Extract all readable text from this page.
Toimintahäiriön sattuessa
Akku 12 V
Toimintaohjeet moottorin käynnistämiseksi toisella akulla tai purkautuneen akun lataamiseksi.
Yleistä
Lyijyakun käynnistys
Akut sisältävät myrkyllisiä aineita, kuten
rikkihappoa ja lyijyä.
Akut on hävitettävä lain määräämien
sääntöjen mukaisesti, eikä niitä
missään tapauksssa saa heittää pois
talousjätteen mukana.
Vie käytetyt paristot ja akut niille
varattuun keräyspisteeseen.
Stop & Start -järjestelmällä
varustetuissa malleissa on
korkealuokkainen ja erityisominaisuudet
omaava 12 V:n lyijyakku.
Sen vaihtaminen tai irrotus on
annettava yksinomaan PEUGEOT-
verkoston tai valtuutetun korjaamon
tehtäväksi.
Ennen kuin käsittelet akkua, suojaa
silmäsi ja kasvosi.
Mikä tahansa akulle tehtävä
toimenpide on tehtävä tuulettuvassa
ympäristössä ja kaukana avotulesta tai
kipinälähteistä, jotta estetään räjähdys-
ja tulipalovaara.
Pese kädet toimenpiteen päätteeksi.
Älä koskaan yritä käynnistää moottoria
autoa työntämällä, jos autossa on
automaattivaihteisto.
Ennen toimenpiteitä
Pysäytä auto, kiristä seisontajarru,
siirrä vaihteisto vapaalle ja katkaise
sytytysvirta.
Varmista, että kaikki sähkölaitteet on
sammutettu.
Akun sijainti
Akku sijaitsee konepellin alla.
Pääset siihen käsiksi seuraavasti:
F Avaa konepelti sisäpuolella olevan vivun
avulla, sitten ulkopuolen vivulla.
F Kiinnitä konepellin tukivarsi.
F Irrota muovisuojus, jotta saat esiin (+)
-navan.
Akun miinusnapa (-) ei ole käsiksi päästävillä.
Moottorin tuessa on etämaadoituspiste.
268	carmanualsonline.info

□ □ □ □

§ Exercise details: Filter the entries down to the lines with the word "jotta" in them.

§ Exercise answer:
kipinälähteistä, jotta estetään räjähdys-
F Irrota muovisuojus, jotta saat esiin (+)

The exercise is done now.